**TASK INSTRUCTIONS**
Work through the data below and give the number of lines holding "items", nothing more.

## BEGIN

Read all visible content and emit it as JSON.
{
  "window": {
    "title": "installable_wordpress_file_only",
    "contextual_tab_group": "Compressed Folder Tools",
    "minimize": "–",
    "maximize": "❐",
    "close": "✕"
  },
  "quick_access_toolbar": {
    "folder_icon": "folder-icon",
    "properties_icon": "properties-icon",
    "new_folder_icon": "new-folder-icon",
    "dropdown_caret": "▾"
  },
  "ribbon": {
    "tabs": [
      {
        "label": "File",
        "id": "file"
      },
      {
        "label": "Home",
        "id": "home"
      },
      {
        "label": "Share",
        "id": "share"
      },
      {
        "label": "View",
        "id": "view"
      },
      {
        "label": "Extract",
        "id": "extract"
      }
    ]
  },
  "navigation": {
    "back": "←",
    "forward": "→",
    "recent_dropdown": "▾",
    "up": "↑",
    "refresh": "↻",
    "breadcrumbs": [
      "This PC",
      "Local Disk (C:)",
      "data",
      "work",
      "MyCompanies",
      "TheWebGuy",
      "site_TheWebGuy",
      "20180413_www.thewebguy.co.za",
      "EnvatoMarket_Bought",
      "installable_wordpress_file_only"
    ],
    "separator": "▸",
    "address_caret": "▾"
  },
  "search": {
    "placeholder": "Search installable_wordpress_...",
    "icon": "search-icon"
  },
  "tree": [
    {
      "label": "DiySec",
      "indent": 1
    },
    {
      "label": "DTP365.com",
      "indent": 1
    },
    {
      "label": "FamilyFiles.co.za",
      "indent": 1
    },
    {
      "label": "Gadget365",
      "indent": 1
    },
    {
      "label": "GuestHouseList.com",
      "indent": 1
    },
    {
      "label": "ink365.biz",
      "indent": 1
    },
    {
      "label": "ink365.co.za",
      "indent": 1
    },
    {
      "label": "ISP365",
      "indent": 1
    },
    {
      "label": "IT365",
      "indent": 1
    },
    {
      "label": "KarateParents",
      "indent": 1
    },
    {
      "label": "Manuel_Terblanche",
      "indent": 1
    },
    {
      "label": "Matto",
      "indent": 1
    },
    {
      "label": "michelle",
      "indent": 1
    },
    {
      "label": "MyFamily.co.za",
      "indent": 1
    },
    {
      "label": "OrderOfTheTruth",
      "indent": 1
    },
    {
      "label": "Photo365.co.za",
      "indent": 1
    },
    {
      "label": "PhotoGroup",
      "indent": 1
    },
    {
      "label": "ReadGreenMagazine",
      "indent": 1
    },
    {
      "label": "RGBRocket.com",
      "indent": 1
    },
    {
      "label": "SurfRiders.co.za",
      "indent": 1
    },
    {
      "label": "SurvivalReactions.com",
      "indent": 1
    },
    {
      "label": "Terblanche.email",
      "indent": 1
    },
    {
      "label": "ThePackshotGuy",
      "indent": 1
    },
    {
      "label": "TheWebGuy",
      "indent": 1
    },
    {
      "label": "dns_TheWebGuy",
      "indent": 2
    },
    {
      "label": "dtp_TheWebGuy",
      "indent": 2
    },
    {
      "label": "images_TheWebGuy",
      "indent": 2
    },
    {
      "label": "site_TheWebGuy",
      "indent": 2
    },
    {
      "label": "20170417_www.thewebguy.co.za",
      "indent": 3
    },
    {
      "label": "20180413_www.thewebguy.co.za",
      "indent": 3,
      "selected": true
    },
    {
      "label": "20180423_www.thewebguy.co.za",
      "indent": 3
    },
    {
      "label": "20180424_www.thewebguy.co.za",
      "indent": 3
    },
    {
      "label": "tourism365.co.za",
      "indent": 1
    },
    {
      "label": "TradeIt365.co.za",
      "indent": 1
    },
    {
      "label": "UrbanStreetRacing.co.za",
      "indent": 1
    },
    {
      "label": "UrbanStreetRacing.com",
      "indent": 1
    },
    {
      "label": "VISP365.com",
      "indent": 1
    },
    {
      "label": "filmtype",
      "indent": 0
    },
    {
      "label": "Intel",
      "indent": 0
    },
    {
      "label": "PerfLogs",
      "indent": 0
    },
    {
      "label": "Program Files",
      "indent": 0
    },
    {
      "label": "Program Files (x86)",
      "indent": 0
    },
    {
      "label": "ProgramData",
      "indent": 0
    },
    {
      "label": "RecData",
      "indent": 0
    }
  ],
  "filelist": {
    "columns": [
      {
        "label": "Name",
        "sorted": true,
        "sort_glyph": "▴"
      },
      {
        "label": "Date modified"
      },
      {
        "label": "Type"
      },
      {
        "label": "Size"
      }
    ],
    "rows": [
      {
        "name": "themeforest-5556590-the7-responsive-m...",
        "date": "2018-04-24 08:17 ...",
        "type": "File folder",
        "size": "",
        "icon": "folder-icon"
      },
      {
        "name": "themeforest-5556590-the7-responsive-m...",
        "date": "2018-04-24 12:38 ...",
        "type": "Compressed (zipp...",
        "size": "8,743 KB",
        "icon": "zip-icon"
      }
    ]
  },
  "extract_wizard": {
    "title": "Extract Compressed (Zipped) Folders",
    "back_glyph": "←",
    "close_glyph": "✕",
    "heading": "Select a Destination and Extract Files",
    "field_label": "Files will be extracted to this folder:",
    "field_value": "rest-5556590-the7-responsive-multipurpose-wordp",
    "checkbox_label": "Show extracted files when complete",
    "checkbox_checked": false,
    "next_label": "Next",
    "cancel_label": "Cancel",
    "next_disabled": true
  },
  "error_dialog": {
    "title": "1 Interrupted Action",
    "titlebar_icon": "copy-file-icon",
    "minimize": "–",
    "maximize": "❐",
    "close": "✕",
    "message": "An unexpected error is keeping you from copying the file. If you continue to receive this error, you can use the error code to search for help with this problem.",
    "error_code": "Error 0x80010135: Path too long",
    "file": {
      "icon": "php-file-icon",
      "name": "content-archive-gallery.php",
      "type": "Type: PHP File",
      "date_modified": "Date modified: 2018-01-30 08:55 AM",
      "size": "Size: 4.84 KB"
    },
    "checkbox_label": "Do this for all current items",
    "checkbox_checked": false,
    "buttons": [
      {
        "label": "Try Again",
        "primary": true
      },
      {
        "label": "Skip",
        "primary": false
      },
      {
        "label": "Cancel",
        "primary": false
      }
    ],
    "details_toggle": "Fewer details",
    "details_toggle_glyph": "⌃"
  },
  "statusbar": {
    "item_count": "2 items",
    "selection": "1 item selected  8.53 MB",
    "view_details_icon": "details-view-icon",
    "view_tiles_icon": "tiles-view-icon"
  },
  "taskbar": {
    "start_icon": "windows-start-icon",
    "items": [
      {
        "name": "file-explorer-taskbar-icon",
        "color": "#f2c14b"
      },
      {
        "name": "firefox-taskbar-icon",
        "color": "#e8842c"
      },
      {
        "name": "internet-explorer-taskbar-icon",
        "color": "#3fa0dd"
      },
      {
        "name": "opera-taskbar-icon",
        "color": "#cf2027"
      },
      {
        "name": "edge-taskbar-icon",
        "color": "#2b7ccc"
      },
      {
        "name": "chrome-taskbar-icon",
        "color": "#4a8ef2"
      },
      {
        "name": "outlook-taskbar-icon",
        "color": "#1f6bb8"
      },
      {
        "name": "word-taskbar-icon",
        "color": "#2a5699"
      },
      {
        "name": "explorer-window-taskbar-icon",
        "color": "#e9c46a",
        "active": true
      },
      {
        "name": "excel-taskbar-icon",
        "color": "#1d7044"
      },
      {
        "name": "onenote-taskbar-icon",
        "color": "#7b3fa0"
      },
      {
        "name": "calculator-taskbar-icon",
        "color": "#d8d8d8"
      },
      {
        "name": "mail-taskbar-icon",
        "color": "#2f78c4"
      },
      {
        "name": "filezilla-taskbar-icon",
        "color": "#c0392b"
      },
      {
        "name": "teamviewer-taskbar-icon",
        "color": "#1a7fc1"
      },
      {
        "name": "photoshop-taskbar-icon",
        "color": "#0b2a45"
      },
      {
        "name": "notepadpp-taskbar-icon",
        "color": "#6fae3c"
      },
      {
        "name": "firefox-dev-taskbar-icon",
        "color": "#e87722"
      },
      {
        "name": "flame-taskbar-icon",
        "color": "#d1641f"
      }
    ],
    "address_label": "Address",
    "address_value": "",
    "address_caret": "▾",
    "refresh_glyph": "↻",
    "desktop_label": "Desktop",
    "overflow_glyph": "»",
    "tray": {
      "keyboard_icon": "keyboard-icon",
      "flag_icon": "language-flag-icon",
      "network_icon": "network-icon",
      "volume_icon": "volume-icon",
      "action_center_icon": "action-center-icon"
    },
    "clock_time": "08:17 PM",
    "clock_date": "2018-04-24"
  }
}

## END

**ANSWER TO THIS TASK**
3